_What you are asked to do_
Check every line of the entries below for the word "عمرو", and copy the ones that have it.

---------------

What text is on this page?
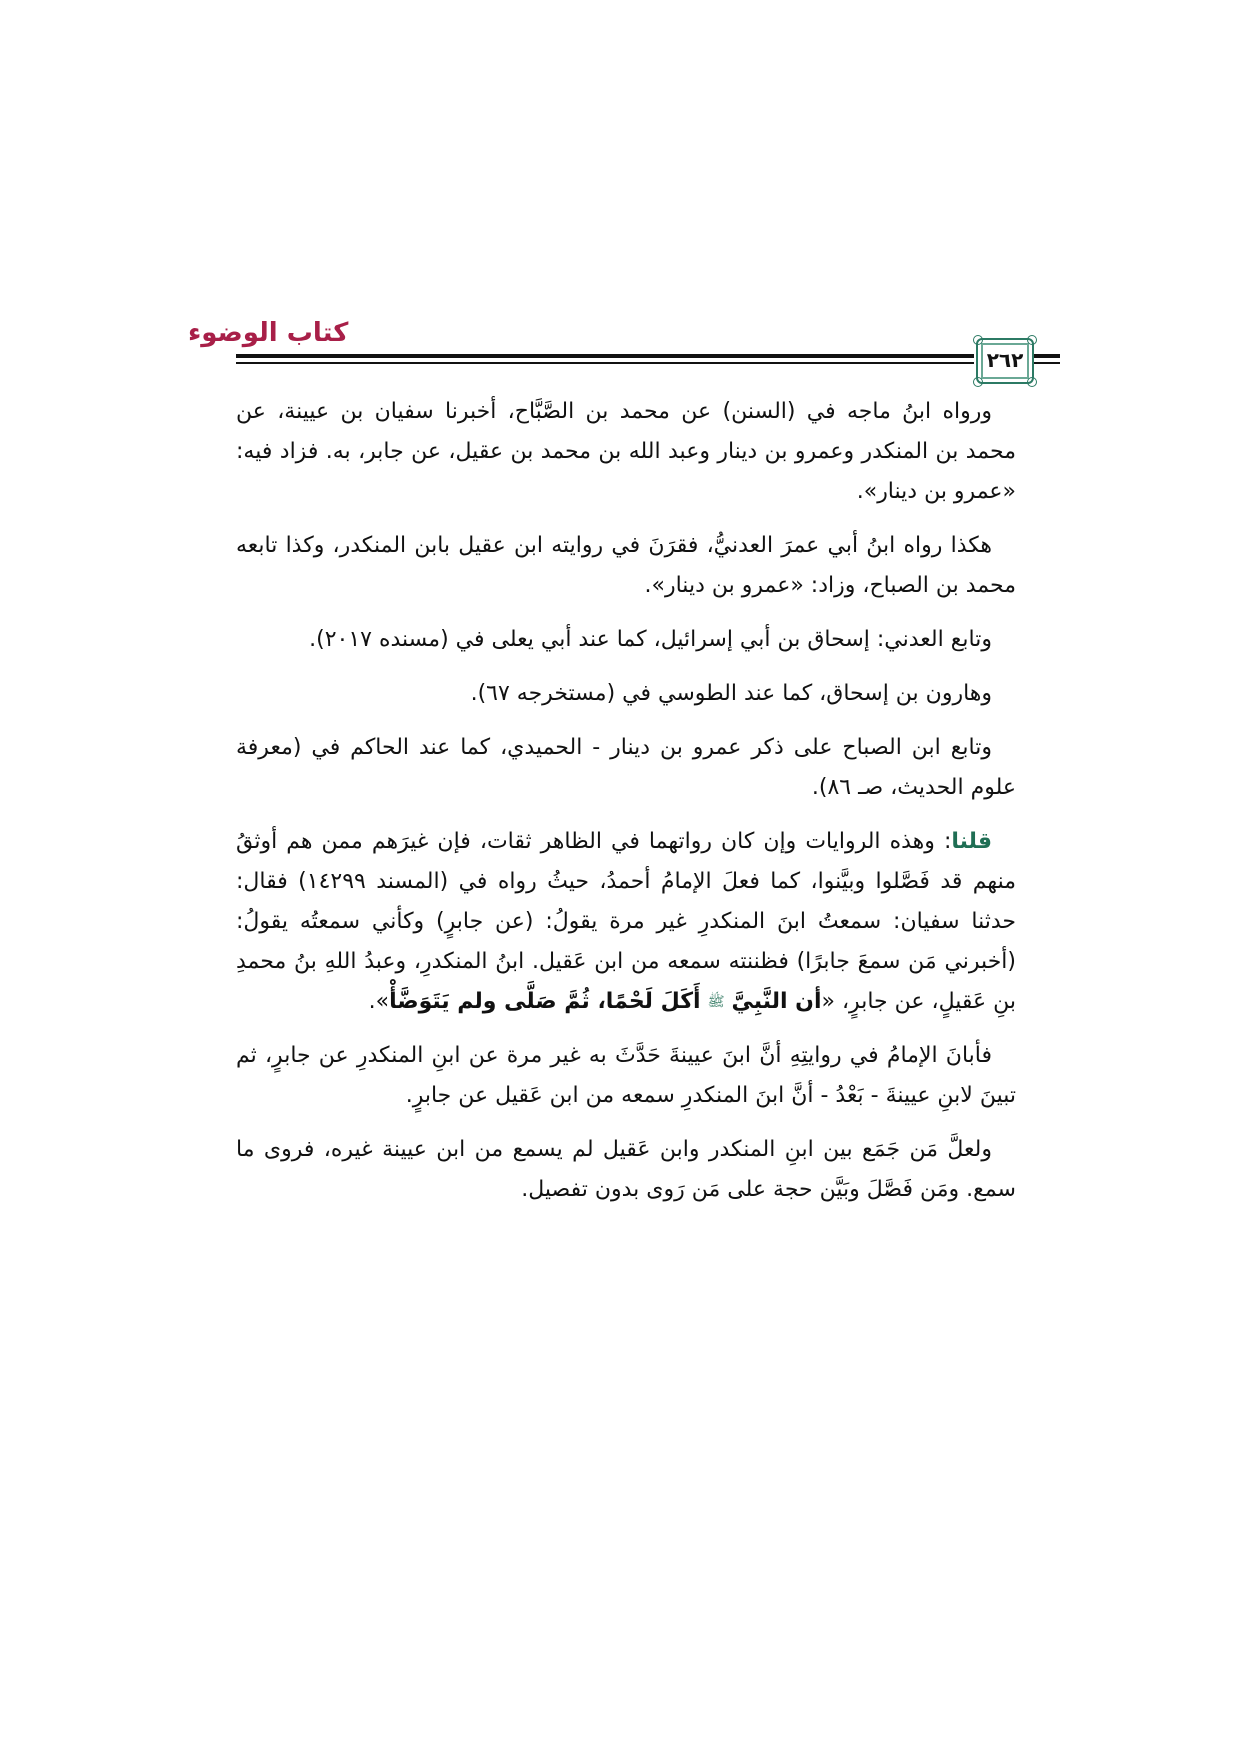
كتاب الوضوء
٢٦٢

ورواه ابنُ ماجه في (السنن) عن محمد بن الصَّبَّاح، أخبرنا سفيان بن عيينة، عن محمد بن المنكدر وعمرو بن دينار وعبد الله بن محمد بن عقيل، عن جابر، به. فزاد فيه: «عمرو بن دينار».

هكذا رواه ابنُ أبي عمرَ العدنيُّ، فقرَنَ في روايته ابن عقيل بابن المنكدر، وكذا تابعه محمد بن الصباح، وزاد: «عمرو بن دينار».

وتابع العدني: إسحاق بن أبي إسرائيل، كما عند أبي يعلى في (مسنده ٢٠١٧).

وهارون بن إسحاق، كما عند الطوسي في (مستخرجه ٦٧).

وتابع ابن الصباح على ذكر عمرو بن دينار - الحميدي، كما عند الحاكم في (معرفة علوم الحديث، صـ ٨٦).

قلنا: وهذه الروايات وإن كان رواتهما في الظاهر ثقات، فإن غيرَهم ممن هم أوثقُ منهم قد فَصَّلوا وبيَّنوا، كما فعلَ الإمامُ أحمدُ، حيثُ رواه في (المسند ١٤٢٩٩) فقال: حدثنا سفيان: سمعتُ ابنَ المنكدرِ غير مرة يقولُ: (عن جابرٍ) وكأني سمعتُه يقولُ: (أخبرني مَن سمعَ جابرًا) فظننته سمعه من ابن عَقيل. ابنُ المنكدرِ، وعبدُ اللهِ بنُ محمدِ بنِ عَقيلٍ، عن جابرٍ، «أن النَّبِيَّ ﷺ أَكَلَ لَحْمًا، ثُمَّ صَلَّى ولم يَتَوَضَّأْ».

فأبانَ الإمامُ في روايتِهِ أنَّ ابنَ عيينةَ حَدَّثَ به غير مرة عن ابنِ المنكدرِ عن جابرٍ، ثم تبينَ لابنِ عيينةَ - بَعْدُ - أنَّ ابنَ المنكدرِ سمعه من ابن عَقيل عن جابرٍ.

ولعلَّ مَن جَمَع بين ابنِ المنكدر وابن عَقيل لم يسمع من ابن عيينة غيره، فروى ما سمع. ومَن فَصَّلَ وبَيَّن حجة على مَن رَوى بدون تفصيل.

---------------

_Result_
ورواه ابنُ ماجه في (السنن) عن محمد بن الصَّبَّاح، أخبرنا سفيان بن عيينة، عن محمد بن المنكدر وعمرو بن دينار وعبد الله بن محمد بن عقيل، عن جابر، به. فزاد فيه: «عمرو بن دينار».
هكذا رواه ابنُ أبي عمرَ العدنيُّ، فقرَنَ في روايته ابن عقيل بابن المنكدر، وكذا تابعه محمد بن الصباح، وزاد: «عمرو بن دينار».
وتابع ابن الصباح على ذكر عمرو بن دينار - الحميدي، كما عند الحاكم في (معرفة علوم الحديث، صـ ٨٦).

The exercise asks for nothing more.